** Task statement **
Identify every line containing the word "GANT" and reproduce each one.

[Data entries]
• • • • • • •

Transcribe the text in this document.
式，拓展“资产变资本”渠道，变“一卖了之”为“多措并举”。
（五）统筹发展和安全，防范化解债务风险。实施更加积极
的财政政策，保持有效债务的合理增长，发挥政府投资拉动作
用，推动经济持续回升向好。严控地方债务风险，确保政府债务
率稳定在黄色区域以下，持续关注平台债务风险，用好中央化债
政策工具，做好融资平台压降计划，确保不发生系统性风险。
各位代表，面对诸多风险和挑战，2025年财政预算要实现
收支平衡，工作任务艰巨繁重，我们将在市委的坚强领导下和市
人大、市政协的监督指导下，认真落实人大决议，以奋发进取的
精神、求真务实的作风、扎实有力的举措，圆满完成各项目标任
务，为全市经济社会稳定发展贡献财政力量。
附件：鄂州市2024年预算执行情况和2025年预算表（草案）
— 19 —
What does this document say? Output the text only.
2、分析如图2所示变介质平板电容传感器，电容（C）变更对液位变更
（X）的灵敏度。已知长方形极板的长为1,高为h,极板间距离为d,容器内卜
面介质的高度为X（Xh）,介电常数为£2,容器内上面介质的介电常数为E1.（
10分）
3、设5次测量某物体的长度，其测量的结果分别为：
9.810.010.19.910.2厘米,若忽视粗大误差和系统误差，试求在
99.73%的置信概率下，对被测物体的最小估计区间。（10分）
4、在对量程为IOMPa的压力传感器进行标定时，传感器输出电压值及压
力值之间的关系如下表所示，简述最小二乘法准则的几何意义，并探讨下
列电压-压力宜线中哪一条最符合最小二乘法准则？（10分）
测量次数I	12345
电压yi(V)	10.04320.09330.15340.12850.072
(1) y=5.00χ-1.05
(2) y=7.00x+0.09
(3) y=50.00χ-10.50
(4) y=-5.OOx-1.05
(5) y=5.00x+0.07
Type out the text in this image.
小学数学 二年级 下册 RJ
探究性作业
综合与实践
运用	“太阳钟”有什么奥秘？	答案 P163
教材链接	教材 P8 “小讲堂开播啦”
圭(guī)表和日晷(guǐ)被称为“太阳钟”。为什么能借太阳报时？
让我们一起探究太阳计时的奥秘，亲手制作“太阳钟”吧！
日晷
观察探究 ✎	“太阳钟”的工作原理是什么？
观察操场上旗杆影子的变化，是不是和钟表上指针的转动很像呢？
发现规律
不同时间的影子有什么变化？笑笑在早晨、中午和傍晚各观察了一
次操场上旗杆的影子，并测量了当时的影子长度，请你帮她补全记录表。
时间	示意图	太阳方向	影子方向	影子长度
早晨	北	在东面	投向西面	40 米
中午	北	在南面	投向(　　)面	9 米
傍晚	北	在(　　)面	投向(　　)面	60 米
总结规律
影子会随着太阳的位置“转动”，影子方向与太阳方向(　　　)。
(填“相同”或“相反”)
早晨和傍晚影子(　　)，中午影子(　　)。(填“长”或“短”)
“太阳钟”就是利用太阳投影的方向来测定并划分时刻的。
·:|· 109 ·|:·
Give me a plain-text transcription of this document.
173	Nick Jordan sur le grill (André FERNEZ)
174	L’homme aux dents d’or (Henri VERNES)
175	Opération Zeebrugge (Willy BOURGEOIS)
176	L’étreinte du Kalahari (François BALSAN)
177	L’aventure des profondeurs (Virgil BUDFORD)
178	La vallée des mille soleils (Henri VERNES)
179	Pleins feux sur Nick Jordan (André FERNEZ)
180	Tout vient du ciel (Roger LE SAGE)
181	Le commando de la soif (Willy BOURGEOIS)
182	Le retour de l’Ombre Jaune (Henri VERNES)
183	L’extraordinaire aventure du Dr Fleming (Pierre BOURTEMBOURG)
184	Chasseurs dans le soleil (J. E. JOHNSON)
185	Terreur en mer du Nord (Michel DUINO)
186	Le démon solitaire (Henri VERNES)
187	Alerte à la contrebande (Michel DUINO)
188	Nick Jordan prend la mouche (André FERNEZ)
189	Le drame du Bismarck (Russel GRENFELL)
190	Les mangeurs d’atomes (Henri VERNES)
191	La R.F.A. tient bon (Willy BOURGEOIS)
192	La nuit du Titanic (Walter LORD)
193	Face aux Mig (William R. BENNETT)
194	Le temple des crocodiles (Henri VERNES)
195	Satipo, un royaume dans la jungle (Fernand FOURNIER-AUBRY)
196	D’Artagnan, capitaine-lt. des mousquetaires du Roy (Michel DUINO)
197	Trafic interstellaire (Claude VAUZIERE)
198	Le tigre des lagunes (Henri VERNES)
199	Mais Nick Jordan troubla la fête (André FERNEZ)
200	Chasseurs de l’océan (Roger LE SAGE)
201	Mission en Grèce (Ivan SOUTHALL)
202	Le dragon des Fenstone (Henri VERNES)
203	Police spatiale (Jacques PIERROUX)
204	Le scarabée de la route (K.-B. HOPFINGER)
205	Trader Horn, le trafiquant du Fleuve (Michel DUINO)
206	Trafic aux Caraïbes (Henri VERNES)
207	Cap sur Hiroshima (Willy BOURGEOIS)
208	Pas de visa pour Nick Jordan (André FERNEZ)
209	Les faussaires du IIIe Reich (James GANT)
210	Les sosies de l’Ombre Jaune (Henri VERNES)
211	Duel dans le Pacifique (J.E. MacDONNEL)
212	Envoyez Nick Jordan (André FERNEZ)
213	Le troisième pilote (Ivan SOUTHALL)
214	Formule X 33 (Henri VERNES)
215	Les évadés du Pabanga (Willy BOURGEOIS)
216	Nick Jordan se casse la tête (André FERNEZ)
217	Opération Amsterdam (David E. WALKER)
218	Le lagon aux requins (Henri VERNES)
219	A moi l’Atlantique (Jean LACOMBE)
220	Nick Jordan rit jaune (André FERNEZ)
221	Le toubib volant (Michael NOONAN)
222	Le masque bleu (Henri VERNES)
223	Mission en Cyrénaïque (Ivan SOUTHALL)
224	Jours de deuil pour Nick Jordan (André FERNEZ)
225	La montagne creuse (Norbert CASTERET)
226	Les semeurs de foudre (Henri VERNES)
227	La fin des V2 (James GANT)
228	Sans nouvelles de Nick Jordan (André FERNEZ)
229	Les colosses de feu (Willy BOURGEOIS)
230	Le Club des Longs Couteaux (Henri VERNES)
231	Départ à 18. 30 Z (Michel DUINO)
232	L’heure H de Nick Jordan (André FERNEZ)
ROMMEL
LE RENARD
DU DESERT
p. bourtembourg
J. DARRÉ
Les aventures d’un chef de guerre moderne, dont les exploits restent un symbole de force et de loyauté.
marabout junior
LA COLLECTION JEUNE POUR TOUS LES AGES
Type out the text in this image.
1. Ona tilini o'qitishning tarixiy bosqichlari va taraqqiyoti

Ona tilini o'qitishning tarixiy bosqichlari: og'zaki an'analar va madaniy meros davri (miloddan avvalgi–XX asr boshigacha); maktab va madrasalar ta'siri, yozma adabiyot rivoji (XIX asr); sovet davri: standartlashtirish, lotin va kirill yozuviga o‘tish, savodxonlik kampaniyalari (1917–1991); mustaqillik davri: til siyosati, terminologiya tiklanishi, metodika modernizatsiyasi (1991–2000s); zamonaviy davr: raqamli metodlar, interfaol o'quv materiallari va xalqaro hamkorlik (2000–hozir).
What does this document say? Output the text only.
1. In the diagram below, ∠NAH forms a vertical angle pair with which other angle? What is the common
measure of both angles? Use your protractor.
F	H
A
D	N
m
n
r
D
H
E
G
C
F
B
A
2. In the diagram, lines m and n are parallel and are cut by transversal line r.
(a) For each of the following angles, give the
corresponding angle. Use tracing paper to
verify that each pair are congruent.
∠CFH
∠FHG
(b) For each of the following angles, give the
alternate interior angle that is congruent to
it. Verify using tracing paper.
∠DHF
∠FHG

• • • • • • •

** Output **
209	Les faussaires du IIIe Reich (James GANT)
227	La fin des V2 (James GANT)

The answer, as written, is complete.